### Records from a collection
= = = = =

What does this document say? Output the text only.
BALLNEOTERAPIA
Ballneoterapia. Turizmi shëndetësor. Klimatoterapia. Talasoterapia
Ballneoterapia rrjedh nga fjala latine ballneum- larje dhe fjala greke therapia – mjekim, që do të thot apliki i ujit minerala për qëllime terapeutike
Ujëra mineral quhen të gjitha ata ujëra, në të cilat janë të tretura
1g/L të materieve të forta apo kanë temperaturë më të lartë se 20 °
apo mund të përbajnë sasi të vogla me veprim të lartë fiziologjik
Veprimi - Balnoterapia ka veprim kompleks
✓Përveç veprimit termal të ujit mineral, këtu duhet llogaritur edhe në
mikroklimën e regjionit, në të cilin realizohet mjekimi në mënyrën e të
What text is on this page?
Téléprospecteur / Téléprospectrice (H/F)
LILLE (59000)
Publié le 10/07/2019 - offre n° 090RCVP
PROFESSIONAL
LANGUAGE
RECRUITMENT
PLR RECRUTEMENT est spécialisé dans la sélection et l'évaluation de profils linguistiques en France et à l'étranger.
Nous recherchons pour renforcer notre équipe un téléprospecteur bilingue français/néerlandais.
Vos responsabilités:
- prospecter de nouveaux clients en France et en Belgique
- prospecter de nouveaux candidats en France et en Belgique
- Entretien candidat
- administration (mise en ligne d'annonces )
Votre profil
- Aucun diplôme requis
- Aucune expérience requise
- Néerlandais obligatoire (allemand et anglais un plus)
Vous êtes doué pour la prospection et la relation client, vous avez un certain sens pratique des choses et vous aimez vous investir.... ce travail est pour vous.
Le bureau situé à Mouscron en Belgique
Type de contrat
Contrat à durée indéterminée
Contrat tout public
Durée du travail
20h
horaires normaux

= = = = =

### TASK
Output an exact copy of the lines beginning at the one that holds "What text is on this page?" and running through the final line of the records.

### RESULT
What text is on this page?
Téléprospecteur / Téléprospectrice (H/F)
LILLE (59000)
Publié le 10/07/2019 - offre n° 090RCVP
PROFESSIONAL
LANGUAGE
RECRUITMENT
PLR RECRUTEMENT est spécialisé dans la sélection et l'évaluation de profils linguistiques en France et à l'étranger.
Nous recherchons pour renforcer notre équipe un téléprospecteur bilingue français/néerlandais.
Vos responsabilités:
- prospecter de nouveaux clients en France et en Belgique
- prospecter de nouveaux candidats en France et en Belgique
- Entretien candidat
- administration (mise en ligne d'annonces )
Votre profil
- Aucun diplôme requis
- Aucune expérience requise
- Néerlandais obligatoire (allemand et anglais un plus)
Vous êtes doué pour la prospection et la relation client, vous avez un certain sens pratique des choses et vous aimez vous investir.... ce travail est pour vous.
Le bureau situé à Mouscron en Belgique
Type de contrat
Contrat à durée indéterminée
Contrat tout public
Durée du travail
20h
horaires normaux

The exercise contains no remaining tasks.